◆ Aim
In this exercise, return the whole listing exactly, excluding any images.

***

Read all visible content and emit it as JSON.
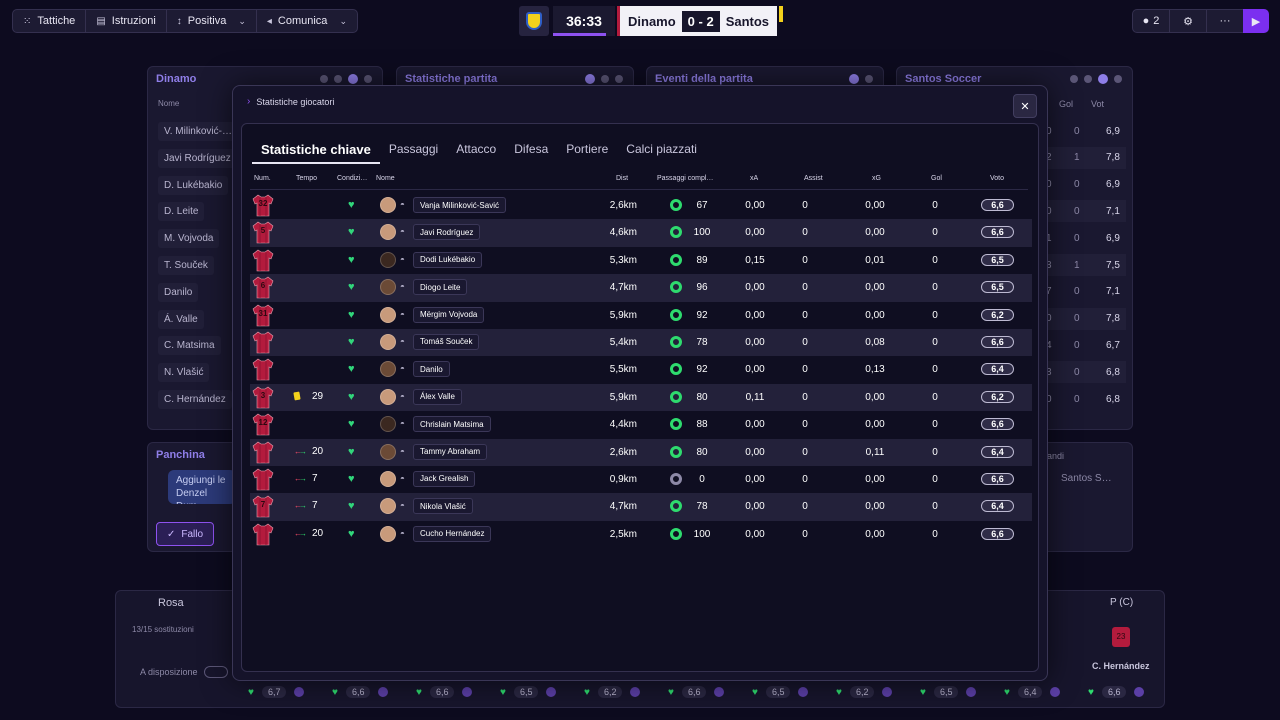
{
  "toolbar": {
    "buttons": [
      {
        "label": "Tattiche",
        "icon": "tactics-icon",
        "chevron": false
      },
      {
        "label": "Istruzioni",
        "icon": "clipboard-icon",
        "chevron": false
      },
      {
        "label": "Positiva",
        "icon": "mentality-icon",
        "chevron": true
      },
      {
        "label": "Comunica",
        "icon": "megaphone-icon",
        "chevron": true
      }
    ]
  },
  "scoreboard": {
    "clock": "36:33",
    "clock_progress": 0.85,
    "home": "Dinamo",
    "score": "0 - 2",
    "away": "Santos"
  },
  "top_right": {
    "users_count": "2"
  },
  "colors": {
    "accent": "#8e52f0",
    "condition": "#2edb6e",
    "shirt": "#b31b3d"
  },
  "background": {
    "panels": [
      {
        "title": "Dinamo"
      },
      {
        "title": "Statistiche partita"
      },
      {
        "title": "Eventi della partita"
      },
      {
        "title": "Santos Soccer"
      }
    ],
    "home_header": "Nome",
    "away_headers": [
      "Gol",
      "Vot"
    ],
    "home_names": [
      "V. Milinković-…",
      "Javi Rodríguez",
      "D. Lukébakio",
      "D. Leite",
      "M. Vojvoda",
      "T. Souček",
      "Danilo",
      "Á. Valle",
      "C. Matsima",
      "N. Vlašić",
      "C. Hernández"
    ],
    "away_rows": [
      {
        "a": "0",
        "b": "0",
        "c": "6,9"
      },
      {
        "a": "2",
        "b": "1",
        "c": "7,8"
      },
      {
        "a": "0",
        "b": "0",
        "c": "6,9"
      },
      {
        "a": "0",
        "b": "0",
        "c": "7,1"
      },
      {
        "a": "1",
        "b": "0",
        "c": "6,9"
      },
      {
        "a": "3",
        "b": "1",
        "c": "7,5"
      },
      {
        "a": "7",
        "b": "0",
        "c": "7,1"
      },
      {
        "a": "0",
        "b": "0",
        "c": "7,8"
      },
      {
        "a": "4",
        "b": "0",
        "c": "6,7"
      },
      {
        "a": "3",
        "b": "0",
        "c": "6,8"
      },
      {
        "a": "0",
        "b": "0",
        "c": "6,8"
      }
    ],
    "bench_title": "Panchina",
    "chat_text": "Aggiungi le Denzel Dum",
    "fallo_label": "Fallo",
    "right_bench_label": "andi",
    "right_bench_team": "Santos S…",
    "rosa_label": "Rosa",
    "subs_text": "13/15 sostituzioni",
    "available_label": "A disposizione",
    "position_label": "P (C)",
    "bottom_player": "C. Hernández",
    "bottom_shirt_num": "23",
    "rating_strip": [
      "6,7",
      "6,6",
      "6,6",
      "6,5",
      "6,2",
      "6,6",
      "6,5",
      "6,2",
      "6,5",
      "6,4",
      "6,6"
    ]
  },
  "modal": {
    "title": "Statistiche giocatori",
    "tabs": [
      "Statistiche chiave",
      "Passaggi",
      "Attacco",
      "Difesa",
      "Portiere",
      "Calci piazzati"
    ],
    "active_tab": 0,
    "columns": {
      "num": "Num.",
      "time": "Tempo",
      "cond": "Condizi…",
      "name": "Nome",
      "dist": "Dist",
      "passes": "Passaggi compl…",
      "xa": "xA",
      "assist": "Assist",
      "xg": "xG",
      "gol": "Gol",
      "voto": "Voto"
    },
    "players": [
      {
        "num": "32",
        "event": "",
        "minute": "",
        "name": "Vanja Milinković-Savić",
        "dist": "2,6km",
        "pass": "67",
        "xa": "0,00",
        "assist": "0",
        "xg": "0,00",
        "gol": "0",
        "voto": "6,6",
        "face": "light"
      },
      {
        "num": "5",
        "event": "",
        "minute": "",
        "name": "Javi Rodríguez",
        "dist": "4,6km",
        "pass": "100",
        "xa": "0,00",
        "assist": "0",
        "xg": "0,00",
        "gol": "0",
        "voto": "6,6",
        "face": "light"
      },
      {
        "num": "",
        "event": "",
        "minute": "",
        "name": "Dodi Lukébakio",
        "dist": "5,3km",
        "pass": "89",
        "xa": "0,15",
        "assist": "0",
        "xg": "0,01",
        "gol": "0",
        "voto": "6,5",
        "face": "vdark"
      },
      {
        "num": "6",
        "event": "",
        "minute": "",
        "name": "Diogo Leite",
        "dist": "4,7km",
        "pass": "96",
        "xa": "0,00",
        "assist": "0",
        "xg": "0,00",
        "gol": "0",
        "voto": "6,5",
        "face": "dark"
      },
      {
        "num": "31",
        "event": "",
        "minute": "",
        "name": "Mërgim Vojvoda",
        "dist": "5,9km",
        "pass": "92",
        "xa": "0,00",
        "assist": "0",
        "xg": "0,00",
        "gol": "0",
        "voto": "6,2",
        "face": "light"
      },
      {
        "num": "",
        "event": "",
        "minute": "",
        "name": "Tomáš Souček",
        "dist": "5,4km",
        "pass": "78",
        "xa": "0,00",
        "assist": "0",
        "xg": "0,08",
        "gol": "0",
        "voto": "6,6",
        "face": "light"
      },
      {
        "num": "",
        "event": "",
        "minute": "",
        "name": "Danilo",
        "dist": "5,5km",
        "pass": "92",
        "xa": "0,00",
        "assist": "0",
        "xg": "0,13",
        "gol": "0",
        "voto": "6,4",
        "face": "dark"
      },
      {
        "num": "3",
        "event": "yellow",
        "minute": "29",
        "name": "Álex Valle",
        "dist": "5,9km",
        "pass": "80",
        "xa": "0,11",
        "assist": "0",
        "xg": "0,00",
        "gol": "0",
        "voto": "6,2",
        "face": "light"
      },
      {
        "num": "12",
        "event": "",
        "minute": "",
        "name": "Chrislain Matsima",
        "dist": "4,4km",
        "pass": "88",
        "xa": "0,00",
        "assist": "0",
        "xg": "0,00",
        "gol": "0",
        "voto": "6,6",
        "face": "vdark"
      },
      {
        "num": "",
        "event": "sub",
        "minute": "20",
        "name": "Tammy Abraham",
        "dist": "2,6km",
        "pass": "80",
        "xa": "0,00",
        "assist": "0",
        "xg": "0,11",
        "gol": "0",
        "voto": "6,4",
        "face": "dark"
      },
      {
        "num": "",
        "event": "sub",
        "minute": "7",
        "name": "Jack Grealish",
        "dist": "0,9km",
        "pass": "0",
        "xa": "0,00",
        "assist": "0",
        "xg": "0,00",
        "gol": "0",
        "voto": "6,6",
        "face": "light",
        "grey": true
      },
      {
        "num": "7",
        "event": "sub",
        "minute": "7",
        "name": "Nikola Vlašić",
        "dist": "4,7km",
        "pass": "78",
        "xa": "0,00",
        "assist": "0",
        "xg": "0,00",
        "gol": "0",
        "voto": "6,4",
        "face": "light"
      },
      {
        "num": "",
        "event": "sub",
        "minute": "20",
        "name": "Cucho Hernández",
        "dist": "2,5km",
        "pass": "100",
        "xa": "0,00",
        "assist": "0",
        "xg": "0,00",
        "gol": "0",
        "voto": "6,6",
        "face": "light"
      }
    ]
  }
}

***

◆ Task result
Read all visible content and emit it as JSON.
{
  "toolbar": {
    "buttons": [
      {
        "label": "Tattiche",
        "icon": "tactics-icon",
        "chevron": false
      },
      {
        "label": "Istruzioni",
        "icon": "clipboard-icon",
        "chevron": false
      },
      {
        "label": "Positiva",
        "icon": "mentality-icon",
        "chevron": true
      },
      {
        "label": "Comunica",
        "icon": "megaphone-icon",
        "chevron": true
      }
    ]
  },
  "scoreboard": {
    "clock": "36:33",
    "clock_progress": 0.85,
    "home": "Dinamo",
    "score": "0 - 2",
    "away": "Santos"
  },
  "top_right": {
    "users_count": "2"
  },
  "colors": {
    "accent": "#8e52f0",
    "condition": "#2edb6e",
    "shirt": "#b31b3d"
  },
  "background": {
    "panels": [
      {
        "title": "Dinamo"
      },
      {
        "title": "Statistiche partita"
      },
      {
        "title": "Eventi della partita"
      },
      {
        "title": "Santos Soccer"
      }
    ],
    "home_header": "Nome",
    "away_headers": [
      "Gol",
      "Vot"
    ],
    "home_names": [
      "V. Milinković-…",
      "Javi Rodríguez",
      "D. Lukébakio",
      "D. Leite",
      "M. Vojvoda",
      "T. Souček",
      "Danilo",
      "Á. Valle",
      "C. Matsima",
      "N. Vlašić",
      "C. Hernández"
    ],
    "away_rows": [
      {
        "a": "0",
        "b": "0",
        "c": "6,9"
      },
      {
        "a": "2",
        "b": "1",
        "c": "7,8"
      },
      {
        "a": "0",
        "b": "0",
        "c": "6,9"
      },
      {
        "a": "0",
        "b": "0",
        "c": "7,1"
      },
      {
        "a": "1",
        "b": "0",
        "c": "6,9"
      },
      {
        "a": "3",
        "b": "1",
        "c": "7,5"
      },
      {
        "a": "7",
        "b": "0",
        "c": "7,1"
      },
      {
        "a": "0",
        "b": "0",
        "c": "7,8"
      },
      {
        "a": "4",
        "b": "0",
        "c": "6,7"
      },
      {
        "a": "3",
        "b": "0",
        "c": "6,8"
      },
      {
        "a": "0",
        "b": "0",
        "c": "6,8"
      }
    ],
    "bench_title": "Panchina",
    "chat_text": "Aggiungi le Denzel Dum",
    "fallo_label": "Fallo",
    "right_bench_label": "andi",
    "right_bench_team": "Santos S…",
    "rosa_label": "Rosa",
    "subs_text": "13/15 sostituzioni",
    "available_label": "A disposizione",
    "position_label": "P (C)",
    "bottom_player": "C. Hernández",
    "bottom_shirt_num": "23",
    "rating_strip": [
      "6,7",
      "6,6",
      "6,6",
      "6,5",
      "6,2",
      "6,6",
      "6,5",
      "6,2",
      "6,5",
      "6,4",
      "6,6"
    ]
  },
  "modal": {
    "title": "Statistiche giocatori",
    "tabs": [
      "Statistiche chiave",
      "Passaggi",
      "Attacco",
      "Difesa",
      "Portiere",
      "Calci piazzati"
    ],
    "active_tab": 0,
    "columns": {
      "num": "Num.",
      "time": "Tempo",
      "cond": "Condizi…",
      "name": "Nome",
      "dist": "Dist",
      "passes": "Passaggi compl…",
      "xa": "xA",
      "assist": "Assist",
      "xg": "xG",
      "gol": "Gol",
      "voto": "Voto"
    },
    "players": [
      {
        "num": "32",
        "event": "",
        "minute": "",
        "name": "Vanja Milinković-Savić",
        "dist": "2,6km",
        "pass": "67",
        "xa": "0,00",
        "assist": "0",
        "xg": "0,00",
        "gol": "0",
        "voto": "6,6",
        "face": "light"
      },
      {
        "num": "5",
        "event": "",
        "minute": "",
        "name": "Javi Rodríguez",
        "dist": "4,6km",
        "pass": "100",
        "xa": "0,00",
        "assist": "0",
        "xg": "0,00",
        "gol": "0",
        "voto": "6,6",
        "face": "light"
      },
      {
        "num": "",
        "event": "",
        "minute": "",
        "name": "Dodi Lukébakio",
        "dist": "5,3km",
        "pass": "89",
        "xa": "0,15",
        "assist": "0",
        "xg": "0,01",
        "gol": "0",
        "voto": "6,5",
        "face": "vdark"
      },
      {
        "num": "6",
        "event": "",
        "minute": "",
        "name": "Diogo Leite",
        "dist": "4,7km",
        "pass": "96",
        "xa": "0,00",
        "assist": "0",
        "xg": "0,00",
        "gol": "0",
        "voto": "6,5",
        "face": "dark"
      },
      {
        "num": "31",
        "event": "",
        "minute": "",
        "name": "Mërgim Vojvoda",
        "dist": "5,9km",
        "pass": "92",
        "xa": "0,00",
        "assist": "0",
        "xg": "0,00",
        "gol": "0",
        "voto": "6,2",
        "face": "light"
      },
      {
        "num": "",
        "event": "",
        "minute": "",
        "name": "Tomáš Souček",
        "dist": "5,4km",
        "pass": "78",
        "xa": "0,00",
        "assist": "0",
        "xg": "0,08",
        "gol": "0",
        "voto": "6,6",
        "face": "light"
      },
      {
        "num": "",
        "event": "",
        "minute": "",
        "name": "Danilo",
        "dist": "5,5km",
        "pass": "92",
        "xa": "0,00",
        "assist": "0",
        "xg": "0,13",
        "gol": "0",
        "voto": "6,4",
        "face": "dark"
      },
      {
        "num": "3",
        "event": "yellow",
        "minute": "29",
        "name": "Álex Valle",
        "dist": "5,9km",
        "pass": "80",
        "xa": "0,11",
        "assist": "0",
        "xg": "0,00",
        "gol": "0",
        "voto": "6,2",
        "face": "light"
      },
      {
        "num": "12",
        "event": "",
        "minute": "",
        "name": "Chrislain Matsima",
        "dist": "4,4km",
        "pass": "88",
        "xa": "0,00",
        "assist": "0",
        "xg": "0,00",
        "gol": "0",
        "voto": "6,6",
        "face": "vdark"
      },
      {
        "num": "",
        "event": "sub",
        "minute": "20",
        "name": "Tammy Abraham",
        "dist": "2,6km",
        "pass": "80",
        "xa": "0,00",
        "assist": "0",
        "xg": "0,11",
        "gol": "0",
        "voto": "6,4",
        "face": "dark"
      },
      {
        "num": "",
        "event": "sub",
        "minute": "7",
        "name": "Jack Grealish",
        "dist": "0,9km",
        "pass": "0",
        "xa": "0,00",
        "assist": "0",
        "xg": "0,00",
        "gol": "0",
        "voto": "6,6",
        "face": "light",
        "grey": true
      },
      {
        "num": "7",
        "event": "sub",
        "minute": "7",
        "name": "Nikola Vlašić",
        "dist": "4,7km",
        "pass": "78",
        "xa": "0,00",
        "assist": "0",
        "xg": "0,00",
        "gol": "0",
        "voto": "6,4",
        "face": "light"
      },
      {
        "num": "",
        "event": "sub",
        "minute": "20",
        "name": "Cucho Hernández",
        "dist": "2,5km",
        "pass": "100",
        "xa": "0,00",
        "assist": "0",
        "xg": "0,00",
        "gol": "0",
        "voto": "6,6",
        "face": "light"
      }
    ]
  }
}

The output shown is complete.